[BEGIN]
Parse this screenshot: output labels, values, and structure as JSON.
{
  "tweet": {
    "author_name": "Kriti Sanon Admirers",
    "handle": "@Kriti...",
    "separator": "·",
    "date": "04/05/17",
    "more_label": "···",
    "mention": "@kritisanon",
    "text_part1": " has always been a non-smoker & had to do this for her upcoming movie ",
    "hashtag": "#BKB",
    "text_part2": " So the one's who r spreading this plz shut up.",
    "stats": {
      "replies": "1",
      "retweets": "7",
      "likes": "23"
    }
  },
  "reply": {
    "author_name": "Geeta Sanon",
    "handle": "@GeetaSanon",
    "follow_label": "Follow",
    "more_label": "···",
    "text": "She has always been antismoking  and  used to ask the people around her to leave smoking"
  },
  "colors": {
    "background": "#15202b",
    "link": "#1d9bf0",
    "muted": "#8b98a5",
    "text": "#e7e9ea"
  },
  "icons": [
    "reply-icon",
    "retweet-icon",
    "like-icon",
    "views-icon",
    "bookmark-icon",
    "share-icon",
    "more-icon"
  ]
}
[END]
→ **WHAT IS EXPECTED**:
Reproduce the material above, every line of it, exactly.

→ **COMPLETE ANSWER**:
Parse this screenshot: output labels, values, and structure as JSON.
{
  "tweet": {
    "author_name": "Kriti Sanon Admirers",
    "handle": "@Kriti...",
    "separator": "·",
    "date": "04/05/17",
    "more_label": "···",
    "mention": "@kritisanon",
    "text_part1": " has always been a non-smoker & had to do this for her upcoming movie ",
    "hashtag": "#BKB",
    "text_part2": " So the one's who r spreading this plz shut up.",
    "stats": {
      "replies": "1",
      "retweets": "7",
      "likes": "23"
    }
  },
  "reply": {
    "author_name": "Geeta Sanon",
    "handle": "@GeetaSanon",
    "follow_label": "Follow",
    "more_label": "···",
    "text": "She has always been antismoking  and  used to ask the people around her to leave smoking"
  },
  "colors": {
    "background": "#15202b",
    "link": "#1d9bf0",
    "muted": "#8b98a5",
    "text": "#e7e9ea"
  },
  "icons": [
    "reply-icon",
    "retweet-icon",
    "like-icon",
    "views-icon",
    "bookmark-icon",
    "share-icon",
    "more-icon"
  ]
}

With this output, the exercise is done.